[Collection entries]
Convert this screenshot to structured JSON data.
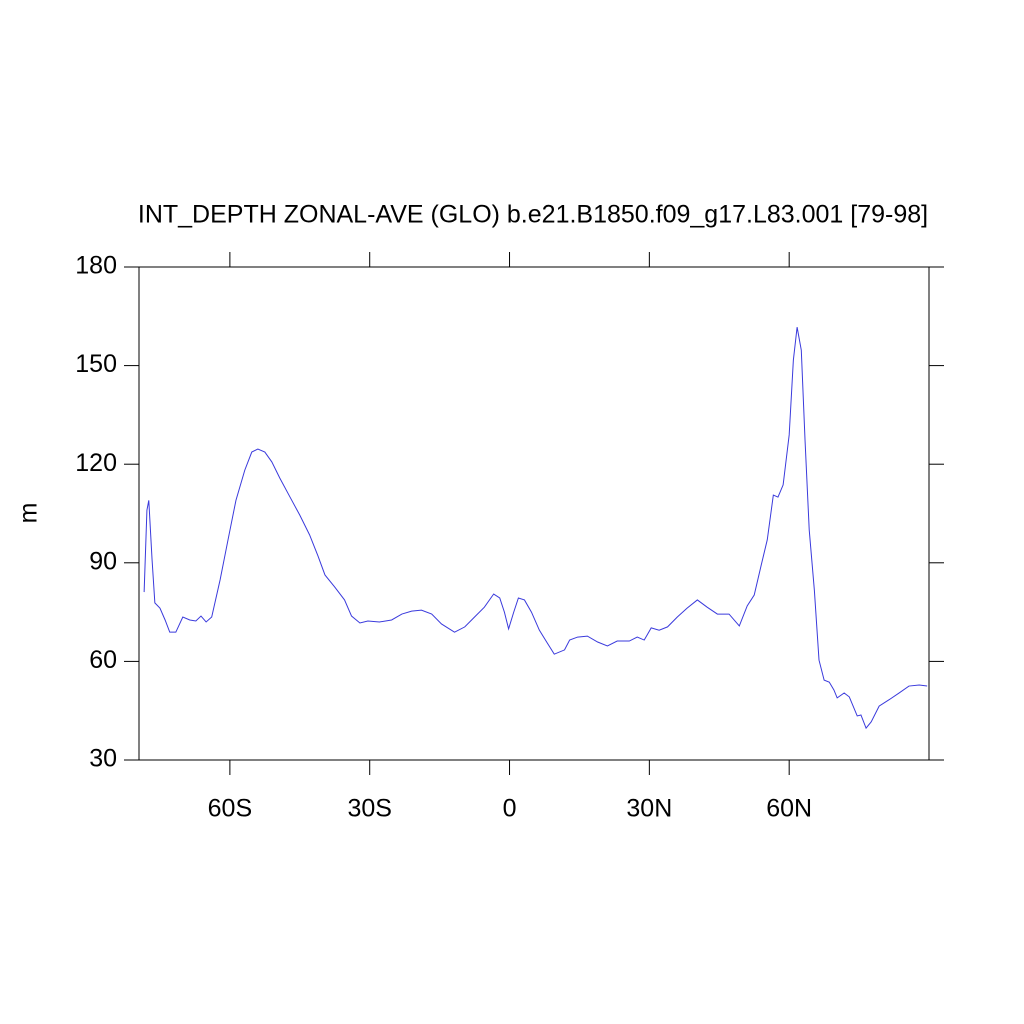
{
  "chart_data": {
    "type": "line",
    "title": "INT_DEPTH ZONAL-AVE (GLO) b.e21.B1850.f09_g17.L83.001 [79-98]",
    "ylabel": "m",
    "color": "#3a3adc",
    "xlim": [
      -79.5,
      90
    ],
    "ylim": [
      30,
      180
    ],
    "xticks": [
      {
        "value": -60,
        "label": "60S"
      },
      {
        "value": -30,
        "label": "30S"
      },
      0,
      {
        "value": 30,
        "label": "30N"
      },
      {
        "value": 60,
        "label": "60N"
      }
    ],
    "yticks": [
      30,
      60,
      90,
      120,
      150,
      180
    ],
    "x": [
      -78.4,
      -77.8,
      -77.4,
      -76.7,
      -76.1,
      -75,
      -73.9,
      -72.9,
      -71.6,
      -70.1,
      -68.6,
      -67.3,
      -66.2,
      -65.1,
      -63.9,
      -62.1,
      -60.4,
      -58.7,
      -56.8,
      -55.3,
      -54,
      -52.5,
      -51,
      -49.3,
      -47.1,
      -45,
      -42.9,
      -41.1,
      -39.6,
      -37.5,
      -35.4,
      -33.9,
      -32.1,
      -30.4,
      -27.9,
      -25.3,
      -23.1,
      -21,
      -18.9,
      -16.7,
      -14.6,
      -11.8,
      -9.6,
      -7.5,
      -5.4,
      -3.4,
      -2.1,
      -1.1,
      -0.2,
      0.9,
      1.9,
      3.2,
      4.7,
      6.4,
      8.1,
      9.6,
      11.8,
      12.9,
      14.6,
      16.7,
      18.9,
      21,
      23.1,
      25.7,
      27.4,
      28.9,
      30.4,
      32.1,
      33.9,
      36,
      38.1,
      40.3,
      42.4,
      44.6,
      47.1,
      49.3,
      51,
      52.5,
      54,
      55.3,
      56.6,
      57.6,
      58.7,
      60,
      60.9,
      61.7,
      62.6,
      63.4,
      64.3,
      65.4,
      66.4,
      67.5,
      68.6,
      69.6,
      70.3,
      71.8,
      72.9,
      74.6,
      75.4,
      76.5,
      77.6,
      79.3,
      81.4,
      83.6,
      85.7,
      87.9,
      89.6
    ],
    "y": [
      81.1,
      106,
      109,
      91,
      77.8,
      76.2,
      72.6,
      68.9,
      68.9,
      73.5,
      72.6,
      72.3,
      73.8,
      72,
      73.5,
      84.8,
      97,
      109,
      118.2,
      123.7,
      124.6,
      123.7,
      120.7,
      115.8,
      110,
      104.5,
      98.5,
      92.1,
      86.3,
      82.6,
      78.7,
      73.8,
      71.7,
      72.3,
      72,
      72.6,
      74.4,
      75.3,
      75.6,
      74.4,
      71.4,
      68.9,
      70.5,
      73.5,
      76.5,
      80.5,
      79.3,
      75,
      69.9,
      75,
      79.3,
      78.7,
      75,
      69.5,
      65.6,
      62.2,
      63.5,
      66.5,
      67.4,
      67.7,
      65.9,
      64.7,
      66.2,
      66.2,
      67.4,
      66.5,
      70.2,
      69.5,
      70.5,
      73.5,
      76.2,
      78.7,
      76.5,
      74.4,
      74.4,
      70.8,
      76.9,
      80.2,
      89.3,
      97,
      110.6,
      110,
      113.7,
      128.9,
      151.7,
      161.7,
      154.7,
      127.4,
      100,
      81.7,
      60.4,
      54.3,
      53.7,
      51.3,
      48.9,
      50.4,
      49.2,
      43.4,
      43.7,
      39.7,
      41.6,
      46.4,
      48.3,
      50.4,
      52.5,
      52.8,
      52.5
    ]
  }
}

---

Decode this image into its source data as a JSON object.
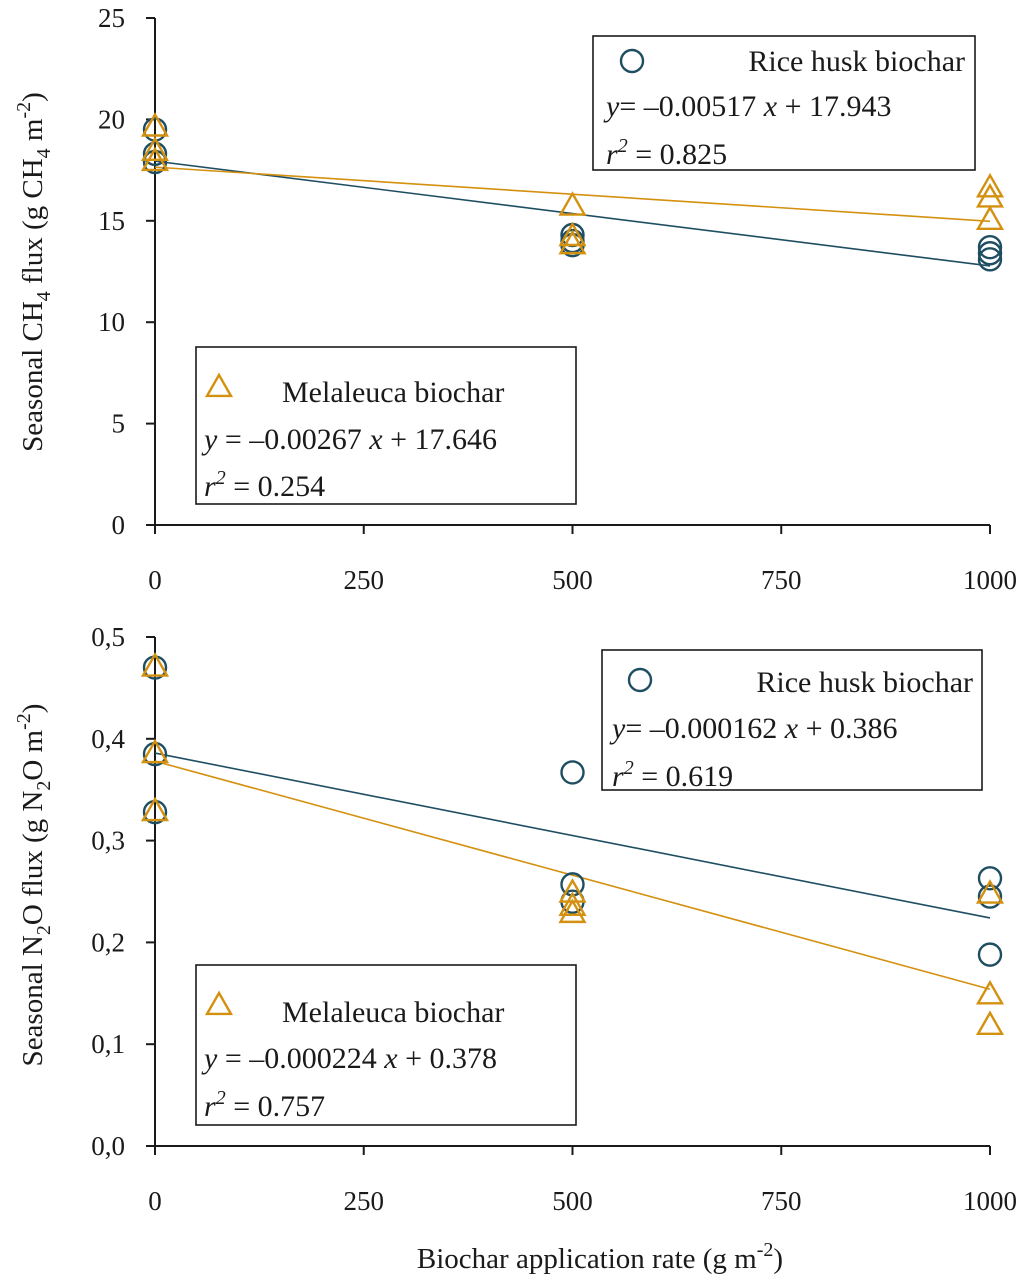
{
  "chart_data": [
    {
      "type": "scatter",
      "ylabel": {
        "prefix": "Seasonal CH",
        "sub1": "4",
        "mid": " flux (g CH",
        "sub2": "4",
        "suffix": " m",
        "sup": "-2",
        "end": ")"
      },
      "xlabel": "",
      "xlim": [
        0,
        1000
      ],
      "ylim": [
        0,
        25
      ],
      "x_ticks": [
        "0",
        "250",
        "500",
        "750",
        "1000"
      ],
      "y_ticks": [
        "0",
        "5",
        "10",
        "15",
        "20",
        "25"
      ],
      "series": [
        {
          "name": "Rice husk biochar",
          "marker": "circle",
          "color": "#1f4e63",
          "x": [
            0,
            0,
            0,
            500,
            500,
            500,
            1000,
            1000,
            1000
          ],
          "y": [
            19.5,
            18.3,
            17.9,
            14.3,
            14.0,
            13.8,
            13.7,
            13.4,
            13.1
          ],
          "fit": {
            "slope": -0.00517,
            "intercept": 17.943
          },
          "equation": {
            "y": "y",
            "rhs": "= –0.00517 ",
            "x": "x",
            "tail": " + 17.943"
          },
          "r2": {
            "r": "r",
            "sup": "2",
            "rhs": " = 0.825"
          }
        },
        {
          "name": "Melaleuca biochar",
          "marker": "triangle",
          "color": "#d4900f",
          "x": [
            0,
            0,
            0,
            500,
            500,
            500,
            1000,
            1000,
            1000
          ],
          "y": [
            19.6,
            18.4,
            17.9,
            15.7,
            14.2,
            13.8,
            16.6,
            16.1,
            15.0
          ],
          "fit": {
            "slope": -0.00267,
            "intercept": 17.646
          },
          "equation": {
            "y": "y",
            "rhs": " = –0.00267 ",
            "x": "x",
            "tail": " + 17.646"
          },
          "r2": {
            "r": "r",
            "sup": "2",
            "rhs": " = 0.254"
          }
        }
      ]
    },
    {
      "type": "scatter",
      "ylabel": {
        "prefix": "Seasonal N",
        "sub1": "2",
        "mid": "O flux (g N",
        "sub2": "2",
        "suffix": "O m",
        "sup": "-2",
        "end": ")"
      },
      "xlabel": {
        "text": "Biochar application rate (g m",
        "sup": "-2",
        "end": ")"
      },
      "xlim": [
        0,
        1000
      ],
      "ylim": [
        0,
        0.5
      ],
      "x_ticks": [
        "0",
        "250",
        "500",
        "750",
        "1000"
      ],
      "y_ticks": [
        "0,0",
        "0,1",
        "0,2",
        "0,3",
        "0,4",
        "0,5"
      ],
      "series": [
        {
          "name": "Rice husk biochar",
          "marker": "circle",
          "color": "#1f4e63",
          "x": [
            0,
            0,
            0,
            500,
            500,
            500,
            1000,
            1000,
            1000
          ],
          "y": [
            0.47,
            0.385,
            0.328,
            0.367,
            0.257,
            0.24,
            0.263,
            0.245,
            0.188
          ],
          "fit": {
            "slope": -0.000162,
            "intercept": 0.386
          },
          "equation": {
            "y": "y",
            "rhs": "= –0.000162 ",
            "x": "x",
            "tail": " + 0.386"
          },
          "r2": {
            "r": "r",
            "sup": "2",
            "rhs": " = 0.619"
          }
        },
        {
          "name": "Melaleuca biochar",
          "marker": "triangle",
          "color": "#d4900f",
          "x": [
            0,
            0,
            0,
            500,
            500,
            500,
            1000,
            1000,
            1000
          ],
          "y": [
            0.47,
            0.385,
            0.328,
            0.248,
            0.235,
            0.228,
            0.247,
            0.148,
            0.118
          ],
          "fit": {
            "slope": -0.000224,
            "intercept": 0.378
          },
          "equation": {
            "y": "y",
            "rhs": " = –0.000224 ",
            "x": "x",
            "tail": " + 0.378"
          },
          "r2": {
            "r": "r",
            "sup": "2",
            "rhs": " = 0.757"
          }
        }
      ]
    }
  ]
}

■ SET EXERCISE:
Find each line holding "JSON". Copy it out.

■ CORRECT RESPONSE:
Convert this screenshot to structured JSON data.
Decode this image into its source data as a JSON object.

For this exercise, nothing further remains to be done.